---- Rows

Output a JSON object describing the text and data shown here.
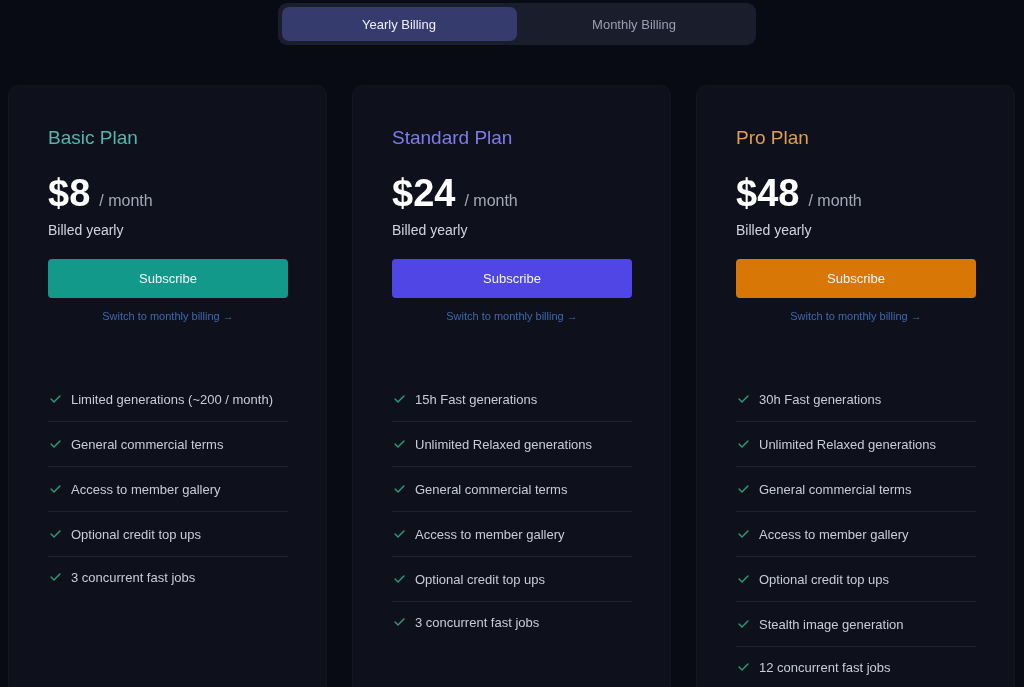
{
  "billing_toggle": [
    {
      "label": "Yearly Billing",
      "selected": true
    },
    {
      "label": "Monthly Billing",
      "selected": false
    }
  ],
  "plans": [
    {
      "name": "Basic Plan",
      "color": "#12998a",
      "price": "$8",
      "period": "/ month",
      "billing_note": "Billed yearly",
      "button": "Subscribe",
      "switch_link": "Switch to monthly billing →",
      "features": [
        "Limited generations (~200 / month)",
        "General commercial terms",
        "Access to member gallery",
        "Optional credit top ups",
        "3 concurrent fast jobs"
      ]
    },
    {
      "name": "Standard Plan",
      "color": "#5046e5",
      "price": "$24",
      "period": "/ month",
      "billing_note": "Billed yearly",
      "button": "Subscribe",
      "switch_link": "Switch to monthly billing →",
      "features": [
        "15h Fast generations",
        "Unlimited Relaxed generations",
        "General commercial terms",
        "Access to member gallery",
        "Optional credit top ups",
        "3 concurrent fast jobs"
      ]
    },
    {
      "name": "Pro Plan",
      "color": "#d97706",
      "price": "$48",
      "period": "/ month",
      "billing_note": "Billed yearly",
      "button": "Subscribe",
      "switch_link": "Switch to monthly billing →",
      "features": [
        "30h Fast generations",
        "Unlimited Relaxed generations",
        "General commercial terms",
        "Access to member gallery",
        "Optional credit top ups",
        "Stealth image generation",
        "12 concurrent fast jobs"
      ]
    }
  ]
}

--------

* _Goal_
Reproduce the listing word for word and omit its pictures.

* _The answer_
Output a JSON object describing the text and data shown here.
{
  "billing_toggle": [
    {
      "label": "Yearly Billing",
      "selected": true
    },
    {
      "label": "Monthly Billing",
      "selected": false
    }
  ],
  "plans": [
    {
      "name": "Basic Plan",
      "color": "#12998a",
      "price": "$8",
      "period": "/ month",
      "billing_note": "Billed yearly",
      "button": "Subscribe",
      "switch_link": "Switch to monthly billing →",
      "features": [
        "Limited generations (~200 / month)",
        "General commercial terms",
        "Access to member gallery",
        "Optional credit top ups",
        "3 concurrent fast jobs"
      ]
    },
    {
      "name": "Standard Plan",
      "color": "#5046e5",
      "price": "$24",
      "period": "/ month",
      "billing_note": "Billed yearly",
      "button": "Subscribe",
      "switch_link": "Switch to monthly billing →",
      "features": [
        "15h Fast generations",
        "Unlimited Relaxed generations",
        "General commercial terms",
        "Access to member gallery",
        "Optional credit top ups",
        "3 concurrent fast jobs"
      ]
    },
    {
      "name": "Pro Plan",
      "color": "#d97706",
      "price": "$48",
      "period": "/ month",
      "billing_note": "Billed yearly",
      "button": "Subscribe",
      "switch_link": "Switch to monthly billing →",
      "features": [
        "30h Fast generations",
        "Unlimited Relaxed generations",
        "General commercial terms",
        "Access to member gallery",
        "Optional credit top ups",
        "Stealth image generation",
        "12 concurrent fast jobs"
      ]
    }
  ]
}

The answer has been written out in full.